## Start RECORDS SUPPLIED

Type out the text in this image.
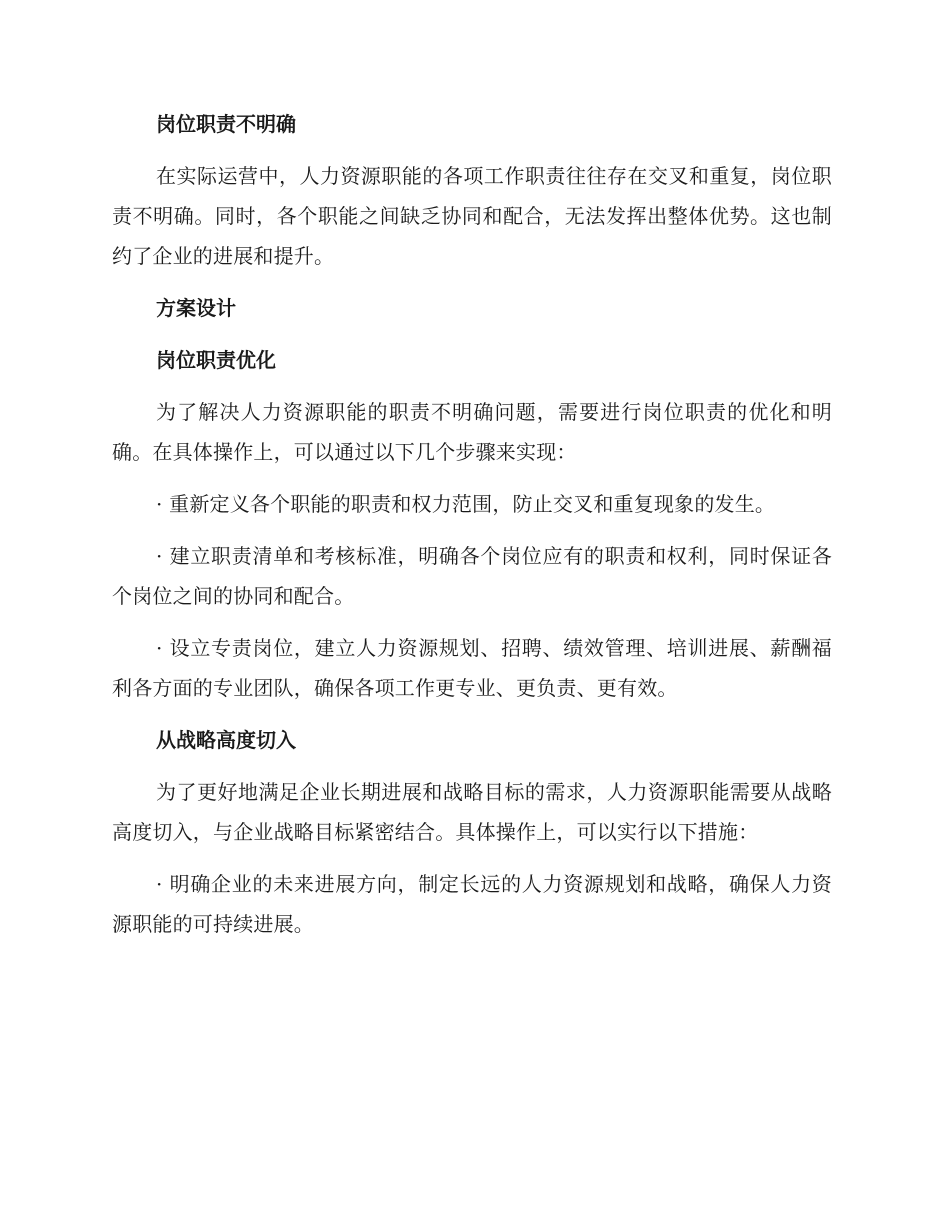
岗位职责不明确

在实际运营中，人力资源职能的各项工作职责往往存在交叉和重复，岗位职责不明确。同时，各个职能之间缺乏协同和配合，无法发挥出整体优势。这也制约了企业的进展和提升。

方案设计
岗位职责优化

为了解决人力资源职能的职责不明确问题，需要进行岗位职责的优化和明确。在具体操作上，可以通过以下几个步骤来实现：

· 重新定义各个职能的职责和权力范围，防止交叉和重复现象的发生。

· 建立职责清单和考核标准，明确各个岗位应有的职责和权利，同时保证各个岗位之间的协同和配合。

· 设立专责岗位，建立人力资源规划、招聘、绩效管理、培训进展、薪酬福利各方面的专业团队，确保各项工作更专业、更负责、更有效。

从战略高度切入

为了更好地满足企业长期进展和战略目标的需求，人力资源职能需要从战略高度切入，与企业战略目标紧密结合。具体操作上，可以实行以下措施：

· 明确企业的未来进展方向，制定长远的人力资源规划和战略，确保人力资源职能的可持续进展。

## End RECORDS SUPPLIED

• EXERCISE BRIEF: Copy each line above containing the string "岗位职责不明确".

• CORRECT RESULT:
岗位职责不明确
在实际运营中，人力资源职能的各项工作职责往往存在交叉和重复，岗位职责不明确。同时，各个职能之间缺乏协同和配合，无法发挥出整体优势。这也制约了企业的进展和提升。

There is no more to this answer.